● WHAT TO WORK ON
Transcribe exactly the lines from the one holding "Extract the structured" to the end of the data below, including both of those lines and no others.

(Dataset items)

****************

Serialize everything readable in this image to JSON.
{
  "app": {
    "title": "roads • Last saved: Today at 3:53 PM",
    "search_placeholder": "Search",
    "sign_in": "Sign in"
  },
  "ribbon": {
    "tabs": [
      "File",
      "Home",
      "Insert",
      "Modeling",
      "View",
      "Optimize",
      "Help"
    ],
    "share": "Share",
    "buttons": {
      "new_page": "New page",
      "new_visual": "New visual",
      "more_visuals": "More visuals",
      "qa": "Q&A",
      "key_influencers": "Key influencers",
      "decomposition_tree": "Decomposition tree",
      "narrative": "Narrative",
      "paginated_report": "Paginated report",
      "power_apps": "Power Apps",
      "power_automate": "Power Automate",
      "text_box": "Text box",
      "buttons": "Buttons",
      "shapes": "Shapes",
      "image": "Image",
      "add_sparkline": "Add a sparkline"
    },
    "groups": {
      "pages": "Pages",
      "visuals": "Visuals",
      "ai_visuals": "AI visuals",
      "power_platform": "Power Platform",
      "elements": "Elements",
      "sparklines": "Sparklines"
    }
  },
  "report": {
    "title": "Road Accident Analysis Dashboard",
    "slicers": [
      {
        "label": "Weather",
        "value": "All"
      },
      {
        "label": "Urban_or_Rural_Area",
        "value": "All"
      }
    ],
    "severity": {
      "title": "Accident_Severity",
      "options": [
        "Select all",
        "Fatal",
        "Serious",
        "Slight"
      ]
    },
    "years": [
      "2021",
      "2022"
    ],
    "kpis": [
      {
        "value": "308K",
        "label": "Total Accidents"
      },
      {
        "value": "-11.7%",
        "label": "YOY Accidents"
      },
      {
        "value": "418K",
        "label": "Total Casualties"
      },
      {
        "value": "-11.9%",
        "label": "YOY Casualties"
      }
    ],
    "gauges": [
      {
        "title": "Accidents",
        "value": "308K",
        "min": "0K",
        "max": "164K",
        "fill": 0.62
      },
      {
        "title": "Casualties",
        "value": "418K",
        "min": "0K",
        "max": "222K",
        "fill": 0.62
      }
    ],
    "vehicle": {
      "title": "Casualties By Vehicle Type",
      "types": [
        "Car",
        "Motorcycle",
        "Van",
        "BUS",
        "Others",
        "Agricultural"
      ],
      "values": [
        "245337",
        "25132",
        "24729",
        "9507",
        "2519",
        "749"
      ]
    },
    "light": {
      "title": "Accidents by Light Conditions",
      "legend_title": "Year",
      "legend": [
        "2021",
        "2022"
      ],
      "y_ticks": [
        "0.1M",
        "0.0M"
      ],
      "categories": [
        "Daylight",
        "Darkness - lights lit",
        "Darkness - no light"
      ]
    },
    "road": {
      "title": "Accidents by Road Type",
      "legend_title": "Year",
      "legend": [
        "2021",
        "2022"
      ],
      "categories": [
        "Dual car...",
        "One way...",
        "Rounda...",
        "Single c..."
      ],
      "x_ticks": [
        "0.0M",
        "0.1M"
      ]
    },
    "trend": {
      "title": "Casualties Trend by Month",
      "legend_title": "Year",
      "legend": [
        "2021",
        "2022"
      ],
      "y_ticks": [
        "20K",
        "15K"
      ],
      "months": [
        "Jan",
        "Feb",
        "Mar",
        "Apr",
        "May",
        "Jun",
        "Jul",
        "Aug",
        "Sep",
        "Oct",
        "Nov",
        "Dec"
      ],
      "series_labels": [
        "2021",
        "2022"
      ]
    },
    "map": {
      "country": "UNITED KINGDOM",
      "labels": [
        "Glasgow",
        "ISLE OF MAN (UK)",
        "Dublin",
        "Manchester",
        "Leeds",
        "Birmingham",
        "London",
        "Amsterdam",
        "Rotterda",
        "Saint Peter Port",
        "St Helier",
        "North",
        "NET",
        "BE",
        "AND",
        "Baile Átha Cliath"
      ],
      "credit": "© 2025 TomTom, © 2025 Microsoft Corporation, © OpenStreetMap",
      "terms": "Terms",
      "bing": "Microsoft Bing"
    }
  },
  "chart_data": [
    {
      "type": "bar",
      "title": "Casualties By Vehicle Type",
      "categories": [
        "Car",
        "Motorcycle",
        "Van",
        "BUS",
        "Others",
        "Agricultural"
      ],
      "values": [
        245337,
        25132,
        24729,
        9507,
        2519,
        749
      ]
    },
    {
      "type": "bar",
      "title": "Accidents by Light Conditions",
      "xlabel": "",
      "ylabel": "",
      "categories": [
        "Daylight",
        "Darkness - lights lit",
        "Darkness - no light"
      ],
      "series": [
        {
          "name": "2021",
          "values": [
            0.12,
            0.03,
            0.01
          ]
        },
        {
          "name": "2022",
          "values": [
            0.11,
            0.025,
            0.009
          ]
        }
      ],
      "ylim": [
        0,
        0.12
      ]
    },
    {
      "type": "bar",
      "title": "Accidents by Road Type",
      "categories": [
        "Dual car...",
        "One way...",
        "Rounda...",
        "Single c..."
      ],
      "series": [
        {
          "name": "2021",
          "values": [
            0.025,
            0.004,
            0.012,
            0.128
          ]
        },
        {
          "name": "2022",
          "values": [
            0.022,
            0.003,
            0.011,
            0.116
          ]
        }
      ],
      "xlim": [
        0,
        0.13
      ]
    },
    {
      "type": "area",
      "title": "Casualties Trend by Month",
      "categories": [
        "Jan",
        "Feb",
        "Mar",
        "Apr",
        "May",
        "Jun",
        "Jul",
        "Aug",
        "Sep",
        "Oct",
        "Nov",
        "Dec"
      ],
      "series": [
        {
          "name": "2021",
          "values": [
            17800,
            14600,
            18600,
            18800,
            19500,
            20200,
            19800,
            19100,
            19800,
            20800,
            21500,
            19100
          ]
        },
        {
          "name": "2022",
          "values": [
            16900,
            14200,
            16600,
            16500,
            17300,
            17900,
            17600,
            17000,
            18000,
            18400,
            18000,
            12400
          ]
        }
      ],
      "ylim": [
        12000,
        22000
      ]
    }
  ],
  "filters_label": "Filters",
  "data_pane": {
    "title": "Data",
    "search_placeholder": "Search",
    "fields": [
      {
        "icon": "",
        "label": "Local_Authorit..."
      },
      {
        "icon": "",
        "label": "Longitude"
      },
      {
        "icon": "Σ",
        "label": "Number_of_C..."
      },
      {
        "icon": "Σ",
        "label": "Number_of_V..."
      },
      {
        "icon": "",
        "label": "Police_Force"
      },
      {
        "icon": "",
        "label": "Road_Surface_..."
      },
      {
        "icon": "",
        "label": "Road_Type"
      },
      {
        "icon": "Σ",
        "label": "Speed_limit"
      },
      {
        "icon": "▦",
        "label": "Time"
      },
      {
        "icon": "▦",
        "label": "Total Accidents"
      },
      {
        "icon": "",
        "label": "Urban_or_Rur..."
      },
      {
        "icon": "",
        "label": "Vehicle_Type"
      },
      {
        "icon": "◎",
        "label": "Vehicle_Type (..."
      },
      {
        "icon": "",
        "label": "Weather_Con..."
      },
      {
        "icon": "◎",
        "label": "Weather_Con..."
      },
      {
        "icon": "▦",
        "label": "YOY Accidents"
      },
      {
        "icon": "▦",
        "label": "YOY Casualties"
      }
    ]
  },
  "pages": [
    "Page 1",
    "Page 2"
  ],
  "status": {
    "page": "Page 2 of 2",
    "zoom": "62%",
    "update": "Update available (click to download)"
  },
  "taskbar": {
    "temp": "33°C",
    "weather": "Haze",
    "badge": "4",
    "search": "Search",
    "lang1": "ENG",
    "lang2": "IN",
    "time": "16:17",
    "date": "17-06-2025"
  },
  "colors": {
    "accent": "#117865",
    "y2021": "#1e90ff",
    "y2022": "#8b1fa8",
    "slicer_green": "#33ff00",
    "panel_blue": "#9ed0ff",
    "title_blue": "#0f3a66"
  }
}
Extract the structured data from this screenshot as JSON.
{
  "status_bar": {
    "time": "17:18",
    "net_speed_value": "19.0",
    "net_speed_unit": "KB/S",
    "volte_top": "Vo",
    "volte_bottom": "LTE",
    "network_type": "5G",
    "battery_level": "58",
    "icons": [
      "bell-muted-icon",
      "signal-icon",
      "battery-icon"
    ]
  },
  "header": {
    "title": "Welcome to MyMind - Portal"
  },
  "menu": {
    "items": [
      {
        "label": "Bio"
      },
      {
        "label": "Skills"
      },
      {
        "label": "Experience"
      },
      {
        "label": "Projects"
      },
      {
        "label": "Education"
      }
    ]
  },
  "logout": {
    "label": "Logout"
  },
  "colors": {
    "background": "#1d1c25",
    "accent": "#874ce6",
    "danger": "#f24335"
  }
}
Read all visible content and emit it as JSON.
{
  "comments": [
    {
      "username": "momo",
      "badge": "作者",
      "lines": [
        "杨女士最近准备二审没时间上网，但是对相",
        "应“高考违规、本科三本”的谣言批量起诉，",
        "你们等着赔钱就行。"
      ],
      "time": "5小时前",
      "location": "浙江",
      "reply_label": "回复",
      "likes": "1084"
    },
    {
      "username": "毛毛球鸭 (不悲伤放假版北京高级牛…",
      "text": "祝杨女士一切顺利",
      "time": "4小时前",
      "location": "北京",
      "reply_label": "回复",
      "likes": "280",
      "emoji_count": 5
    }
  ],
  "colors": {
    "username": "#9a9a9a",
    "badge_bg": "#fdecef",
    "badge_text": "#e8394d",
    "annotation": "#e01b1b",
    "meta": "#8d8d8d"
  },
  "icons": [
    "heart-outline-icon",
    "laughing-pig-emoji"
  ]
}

****************

● EXERCISE RESULT
Extract the structured data from this screenshot as JSON.
{
  "status_bar": {
    "time": "17:18",
    "net_speed_value": "19.0",
    "net_speed_unit": "KB/S",
    "volte_top": "Vo",
    "volte_bottom": "LTE",
    "network_type": "5G",
    "battery_level": "58",
    "icons": [
      "bell-muted-icon",
      "signal-icon",
      "battery-icon"
    ]
  },
  "header": {
    "title": "Welcome to MyMind - Portal"
  },
  "menu": {
    "items": [
      {
        "label": "Bio"
      },
      {
        "label": "Skills"
      },
      {
        "label": "Experience"
      },
      {
        "label": "Projects"
      },
      {
        "label": "Education"
      }
    ]
  },
  "logout": {
    "label": "Logout"
  },
  "colors": {
    "background": "#1d1c25",
    "accent": "#874ce6",
    "danger": "#f24335"
  }
}
Read all visible content and emit it as JSON.
{
  "comments": [
    {
      "username": "momo",
      "badge": "作者",
      "lines": [
        "杨女士最近准备二审没时间上网，但是对相",
        "应“高考违规、本科三本”的谣言批量起诉，",
        "你们等着赔钱就行。"
      ],
      "time": "5小时前",
      "location": "浙江",
      "reply_label": "回复",
      "likes": "1084"
    },
    {
      "username": "毛毛球鸭 (不悲伤放假版北京高级牛…",
      "text": "祝杨女士一切顺利",
      "time": "4小时前",
      "location": "北京",
      "reply_label": "回复",
      "likes": "280",
      "emoji_count": 5
    }
  ],
  "colors": {
    "username": "#9a9a9a",
    "badge_bg": "#fdecef",
    "badge_text": "#e8394d",
    "annotation": "#e01b1b",
    "meta": "#8d8d8d"
  },
  "icons": [
    "heart-outline-icon",
    "laughing-pig-emoji"
  ]
}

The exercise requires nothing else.